До восьми месяцев беременности я трудилась. Денег на всех не хватало. Кошка родила четверых. Надо было кормить кошку, четырёх котят, себя и ребёнка. Приезжала моя крёстная с полными сумками еды. Помогала её племянница по мужу Марина. Тётя Наташа кастрюлями суп носила на хохломской стол. Тем временем, брат хлопотал о продаже нашего дома в Боровске. Без этих денег я бы после родов не выжила. У меня не было молока. Хотя со всех сторон тянулись руки помощи.
Объявилась в это время моя университетская подруга Оля, милосердное создание. Тоже привозила мне, беременной, еду. И все говорили: «Выгони кошку»! Но я не могла её выгнать.

Царапаться она перестала, едва переступив мой порог. Она любила лежать у меня на груди. Котята пищали и требовали жрать.
Утром я с трудом открывала глаза: мне хотелось спать. Наступил ноябрь. Хорошо, что в это время пришёл отец моего ребёнка. Денег, как я теперь понимаю, у него не было. Он искоса смотрел на блюдце со сметаной и банку со шпротами, стоявшими на полу. Я не обижала любимицу моей матери.

◆ **Извлечённые данные**:
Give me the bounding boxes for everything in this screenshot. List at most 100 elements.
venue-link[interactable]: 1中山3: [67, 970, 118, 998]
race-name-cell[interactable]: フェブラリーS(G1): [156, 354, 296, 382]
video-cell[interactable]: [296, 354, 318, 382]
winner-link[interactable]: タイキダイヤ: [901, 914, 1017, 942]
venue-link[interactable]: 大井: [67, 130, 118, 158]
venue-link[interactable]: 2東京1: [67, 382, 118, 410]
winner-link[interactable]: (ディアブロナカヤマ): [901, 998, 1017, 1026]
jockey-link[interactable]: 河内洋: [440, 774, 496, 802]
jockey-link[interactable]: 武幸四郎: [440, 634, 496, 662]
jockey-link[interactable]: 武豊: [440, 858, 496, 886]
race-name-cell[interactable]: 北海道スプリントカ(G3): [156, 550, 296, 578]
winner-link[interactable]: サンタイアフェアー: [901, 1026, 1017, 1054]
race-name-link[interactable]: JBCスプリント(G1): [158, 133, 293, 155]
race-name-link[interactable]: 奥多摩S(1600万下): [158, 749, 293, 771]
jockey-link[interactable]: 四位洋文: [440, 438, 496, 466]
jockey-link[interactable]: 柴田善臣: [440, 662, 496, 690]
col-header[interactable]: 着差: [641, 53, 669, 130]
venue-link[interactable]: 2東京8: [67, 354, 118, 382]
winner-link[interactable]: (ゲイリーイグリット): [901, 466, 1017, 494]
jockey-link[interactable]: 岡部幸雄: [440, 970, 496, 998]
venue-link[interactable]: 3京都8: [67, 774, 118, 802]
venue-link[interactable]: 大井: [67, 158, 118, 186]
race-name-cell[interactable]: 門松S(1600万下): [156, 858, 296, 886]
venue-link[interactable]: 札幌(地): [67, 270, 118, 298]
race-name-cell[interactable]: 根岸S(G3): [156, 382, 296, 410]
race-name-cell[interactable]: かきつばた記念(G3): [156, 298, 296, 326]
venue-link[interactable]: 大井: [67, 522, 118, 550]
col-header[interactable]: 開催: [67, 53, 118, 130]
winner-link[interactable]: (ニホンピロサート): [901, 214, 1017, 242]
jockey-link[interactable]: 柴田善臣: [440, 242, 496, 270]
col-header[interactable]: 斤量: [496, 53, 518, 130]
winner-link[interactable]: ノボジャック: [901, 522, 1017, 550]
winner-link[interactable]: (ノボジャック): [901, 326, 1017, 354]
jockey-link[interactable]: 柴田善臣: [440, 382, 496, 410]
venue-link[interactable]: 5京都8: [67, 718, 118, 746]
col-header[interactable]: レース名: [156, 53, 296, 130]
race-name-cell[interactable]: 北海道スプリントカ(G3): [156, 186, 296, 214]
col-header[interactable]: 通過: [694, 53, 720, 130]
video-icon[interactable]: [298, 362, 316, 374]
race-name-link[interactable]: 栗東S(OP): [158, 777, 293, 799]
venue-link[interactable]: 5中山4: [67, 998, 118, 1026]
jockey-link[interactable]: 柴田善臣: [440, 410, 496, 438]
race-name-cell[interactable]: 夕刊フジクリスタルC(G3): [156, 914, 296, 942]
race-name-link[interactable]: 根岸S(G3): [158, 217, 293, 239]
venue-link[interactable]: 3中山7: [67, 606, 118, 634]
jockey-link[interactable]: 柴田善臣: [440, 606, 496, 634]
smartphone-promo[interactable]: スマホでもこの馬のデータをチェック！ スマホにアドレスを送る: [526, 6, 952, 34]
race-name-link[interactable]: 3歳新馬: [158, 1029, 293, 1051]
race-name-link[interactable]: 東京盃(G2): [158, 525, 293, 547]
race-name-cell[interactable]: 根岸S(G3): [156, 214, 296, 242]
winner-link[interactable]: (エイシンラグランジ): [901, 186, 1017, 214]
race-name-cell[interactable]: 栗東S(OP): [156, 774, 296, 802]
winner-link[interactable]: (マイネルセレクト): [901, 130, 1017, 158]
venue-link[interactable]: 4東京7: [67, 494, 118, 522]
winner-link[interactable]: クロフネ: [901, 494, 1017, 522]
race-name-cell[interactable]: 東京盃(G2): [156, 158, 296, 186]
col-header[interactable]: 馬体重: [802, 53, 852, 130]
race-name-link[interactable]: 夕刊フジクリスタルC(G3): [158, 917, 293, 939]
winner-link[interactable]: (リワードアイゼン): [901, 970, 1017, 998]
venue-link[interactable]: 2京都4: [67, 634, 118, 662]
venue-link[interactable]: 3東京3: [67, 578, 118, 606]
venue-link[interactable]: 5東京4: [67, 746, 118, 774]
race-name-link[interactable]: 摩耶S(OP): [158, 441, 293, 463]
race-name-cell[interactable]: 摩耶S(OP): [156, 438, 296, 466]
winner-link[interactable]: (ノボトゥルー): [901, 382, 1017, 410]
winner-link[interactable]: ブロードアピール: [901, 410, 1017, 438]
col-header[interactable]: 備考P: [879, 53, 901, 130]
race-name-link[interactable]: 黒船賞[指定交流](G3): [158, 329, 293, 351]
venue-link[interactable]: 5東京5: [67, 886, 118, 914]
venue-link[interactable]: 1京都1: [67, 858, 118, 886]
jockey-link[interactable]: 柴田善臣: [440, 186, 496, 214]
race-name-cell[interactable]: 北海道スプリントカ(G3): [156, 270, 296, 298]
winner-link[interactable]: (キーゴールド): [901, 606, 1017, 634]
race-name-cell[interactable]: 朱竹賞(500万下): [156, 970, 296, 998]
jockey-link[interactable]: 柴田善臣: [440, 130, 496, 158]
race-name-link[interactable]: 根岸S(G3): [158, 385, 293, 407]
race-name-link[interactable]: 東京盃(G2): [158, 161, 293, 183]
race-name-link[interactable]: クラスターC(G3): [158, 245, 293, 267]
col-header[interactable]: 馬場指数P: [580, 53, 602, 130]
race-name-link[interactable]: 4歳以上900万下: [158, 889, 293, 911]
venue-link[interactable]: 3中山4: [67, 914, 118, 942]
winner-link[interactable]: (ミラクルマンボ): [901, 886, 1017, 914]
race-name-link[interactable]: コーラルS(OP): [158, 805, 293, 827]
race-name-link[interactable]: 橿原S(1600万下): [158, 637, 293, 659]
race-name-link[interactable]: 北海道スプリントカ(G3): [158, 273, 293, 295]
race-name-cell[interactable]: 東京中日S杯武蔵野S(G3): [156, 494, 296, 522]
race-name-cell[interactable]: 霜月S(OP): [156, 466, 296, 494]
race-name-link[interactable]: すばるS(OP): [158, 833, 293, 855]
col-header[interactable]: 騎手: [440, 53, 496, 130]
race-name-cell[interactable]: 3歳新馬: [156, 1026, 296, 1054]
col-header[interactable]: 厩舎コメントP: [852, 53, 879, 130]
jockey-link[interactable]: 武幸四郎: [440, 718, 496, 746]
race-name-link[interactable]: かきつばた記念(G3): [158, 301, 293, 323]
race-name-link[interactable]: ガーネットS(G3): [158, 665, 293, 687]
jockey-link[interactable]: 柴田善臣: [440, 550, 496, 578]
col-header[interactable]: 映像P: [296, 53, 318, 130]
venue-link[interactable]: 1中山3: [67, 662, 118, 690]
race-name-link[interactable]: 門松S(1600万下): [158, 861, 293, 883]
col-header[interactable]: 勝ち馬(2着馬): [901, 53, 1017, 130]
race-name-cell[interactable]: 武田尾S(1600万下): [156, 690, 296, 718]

◆ **Задание 1**:
Согласуются ли с отрывком о кошке и котятах утверждения (a), (b) и (c)? На каждое ответьте «да» или «нет» и приведите решающие слова отрывка точной цитатой.
(a) Крёстная приезжала с полными сумками еды.
(b) Отец ребёнка пришёл в декабре.
(c) Оказавшись в доме, кошка продолжала царапаться.
◆ **Задание 2**: Допишите отрывок о кошке и котятах, начав сразу после его последнего предложения.
Строки здесь никак не используются.

◆ **Ответ 1**:
(a) Да: «Приезжала моя крёстная с полными сумками еды».
(b) Нет: «Наступил ноябрь. Хорошо, что в это время пришёл отец моего ребёнка».
(c) Нет: «Царапаться она перестала, едва переступив мой порог».

◆ **Ответ 2**:
Меня заставляла подняться кошка: сначала: она царапала ковёр. Потом - моё любимое кресло. За каждое действие в неё летел тапочек. Но я не вставала. Тогда она прибегала к крайней мере: подкрадывалась к полочке, которую смастерил для меня отец в форме продолговатого щита, на который он укрепил ветвь оленьих рогов. Полочка висела у меня в комнате у двери.  А на полочке трепетали мои летние шарфики и шапочка из лебяжьего пуха, которую я купила у киевлянки на Вернисаже.

Лапой коварная дёргала завязки, на концах которых были пушистые шарики. Этого я перенести не могла. Вставала. Собиралась. И шла на работу. Маршрут был у меня чаще всего в сторону Лефортова, где располагался крупный НИИ, теперь упразднённый. Уже тогда там сдавали лаборатории под склады торгашам. Видеть это было больно. На работу я шла пешком, потому что часто утром у меня не было ни копейки.

Дорогу на работу я называла «Дорогой жизни». А в путь отправлялась, надев отцовскую тельняшку.
Часто  у меня покупал чай сам директор НИИ.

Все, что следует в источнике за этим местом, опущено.